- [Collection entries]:
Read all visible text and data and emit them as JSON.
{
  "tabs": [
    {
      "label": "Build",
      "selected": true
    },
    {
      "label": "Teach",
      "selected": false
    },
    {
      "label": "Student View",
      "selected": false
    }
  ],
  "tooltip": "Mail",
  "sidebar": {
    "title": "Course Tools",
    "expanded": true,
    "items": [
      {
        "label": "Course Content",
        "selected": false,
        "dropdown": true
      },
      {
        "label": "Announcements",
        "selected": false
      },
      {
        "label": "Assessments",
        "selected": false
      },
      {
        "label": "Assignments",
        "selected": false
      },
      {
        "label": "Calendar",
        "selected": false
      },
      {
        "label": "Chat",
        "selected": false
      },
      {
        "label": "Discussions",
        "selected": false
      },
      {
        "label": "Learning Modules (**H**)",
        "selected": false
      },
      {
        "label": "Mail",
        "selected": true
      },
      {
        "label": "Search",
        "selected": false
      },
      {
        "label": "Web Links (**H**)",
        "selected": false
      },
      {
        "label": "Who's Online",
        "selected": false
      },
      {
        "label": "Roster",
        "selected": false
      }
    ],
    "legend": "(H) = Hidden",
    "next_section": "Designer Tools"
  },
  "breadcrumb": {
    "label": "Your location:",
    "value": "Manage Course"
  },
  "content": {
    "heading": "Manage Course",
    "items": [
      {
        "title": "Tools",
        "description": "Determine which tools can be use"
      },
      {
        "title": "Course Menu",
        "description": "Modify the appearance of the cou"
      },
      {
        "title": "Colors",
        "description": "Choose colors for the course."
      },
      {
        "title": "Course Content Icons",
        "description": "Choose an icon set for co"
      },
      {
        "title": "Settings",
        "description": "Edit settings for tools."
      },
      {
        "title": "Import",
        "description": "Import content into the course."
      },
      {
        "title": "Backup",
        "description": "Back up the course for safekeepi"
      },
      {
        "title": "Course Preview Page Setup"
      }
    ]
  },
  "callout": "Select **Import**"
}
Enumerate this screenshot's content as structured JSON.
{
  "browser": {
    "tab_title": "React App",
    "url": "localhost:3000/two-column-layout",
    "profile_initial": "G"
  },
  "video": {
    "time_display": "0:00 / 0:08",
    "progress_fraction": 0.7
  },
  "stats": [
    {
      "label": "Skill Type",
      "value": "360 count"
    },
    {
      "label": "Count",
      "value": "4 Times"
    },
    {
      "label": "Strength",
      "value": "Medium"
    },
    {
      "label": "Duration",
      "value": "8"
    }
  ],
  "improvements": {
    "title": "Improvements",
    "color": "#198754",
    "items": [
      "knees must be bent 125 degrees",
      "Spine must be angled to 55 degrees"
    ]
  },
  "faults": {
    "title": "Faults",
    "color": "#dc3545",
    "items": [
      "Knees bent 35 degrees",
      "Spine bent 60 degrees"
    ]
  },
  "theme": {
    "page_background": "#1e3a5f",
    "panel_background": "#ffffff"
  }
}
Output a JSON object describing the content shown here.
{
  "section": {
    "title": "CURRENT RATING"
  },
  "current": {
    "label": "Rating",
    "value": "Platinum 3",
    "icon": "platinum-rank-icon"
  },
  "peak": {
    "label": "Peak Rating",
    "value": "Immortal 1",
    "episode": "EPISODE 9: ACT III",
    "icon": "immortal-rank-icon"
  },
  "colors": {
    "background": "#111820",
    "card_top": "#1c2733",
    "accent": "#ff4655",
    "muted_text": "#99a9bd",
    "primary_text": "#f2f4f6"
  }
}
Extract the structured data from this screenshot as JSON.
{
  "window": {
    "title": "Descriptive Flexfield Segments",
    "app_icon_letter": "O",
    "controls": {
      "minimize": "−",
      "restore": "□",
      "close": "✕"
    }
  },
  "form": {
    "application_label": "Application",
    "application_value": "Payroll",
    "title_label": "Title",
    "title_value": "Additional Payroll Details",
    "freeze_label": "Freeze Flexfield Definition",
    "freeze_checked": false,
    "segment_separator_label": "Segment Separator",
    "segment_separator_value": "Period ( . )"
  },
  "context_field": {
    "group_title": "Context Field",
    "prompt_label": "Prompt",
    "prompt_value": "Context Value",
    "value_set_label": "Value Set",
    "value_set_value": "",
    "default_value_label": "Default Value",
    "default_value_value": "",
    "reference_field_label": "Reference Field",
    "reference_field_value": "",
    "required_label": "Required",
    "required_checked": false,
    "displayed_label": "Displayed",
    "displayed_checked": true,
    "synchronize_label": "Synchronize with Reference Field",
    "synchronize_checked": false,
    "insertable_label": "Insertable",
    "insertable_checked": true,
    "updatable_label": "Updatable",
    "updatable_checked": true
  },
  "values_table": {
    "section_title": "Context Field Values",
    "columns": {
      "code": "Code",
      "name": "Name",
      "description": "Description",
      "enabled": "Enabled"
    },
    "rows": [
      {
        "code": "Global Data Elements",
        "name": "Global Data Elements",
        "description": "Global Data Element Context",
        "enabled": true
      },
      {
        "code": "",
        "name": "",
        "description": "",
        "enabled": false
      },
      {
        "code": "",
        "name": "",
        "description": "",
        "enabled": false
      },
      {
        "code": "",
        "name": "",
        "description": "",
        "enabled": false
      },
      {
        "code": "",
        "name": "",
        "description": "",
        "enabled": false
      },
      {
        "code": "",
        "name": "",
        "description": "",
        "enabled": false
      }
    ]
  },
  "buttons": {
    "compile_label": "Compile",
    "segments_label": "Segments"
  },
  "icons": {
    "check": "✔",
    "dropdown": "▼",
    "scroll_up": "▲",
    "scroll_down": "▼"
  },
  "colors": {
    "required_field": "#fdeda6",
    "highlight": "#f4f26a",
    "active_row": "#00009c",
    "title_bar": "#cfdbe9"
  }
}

- [Exercise goal]:
Copy out every line that includes the word "this".

- [Solved problem]:
Enumerate this screenshot's content as structured JSON.
Extract the structured data from this screenshot as JSON.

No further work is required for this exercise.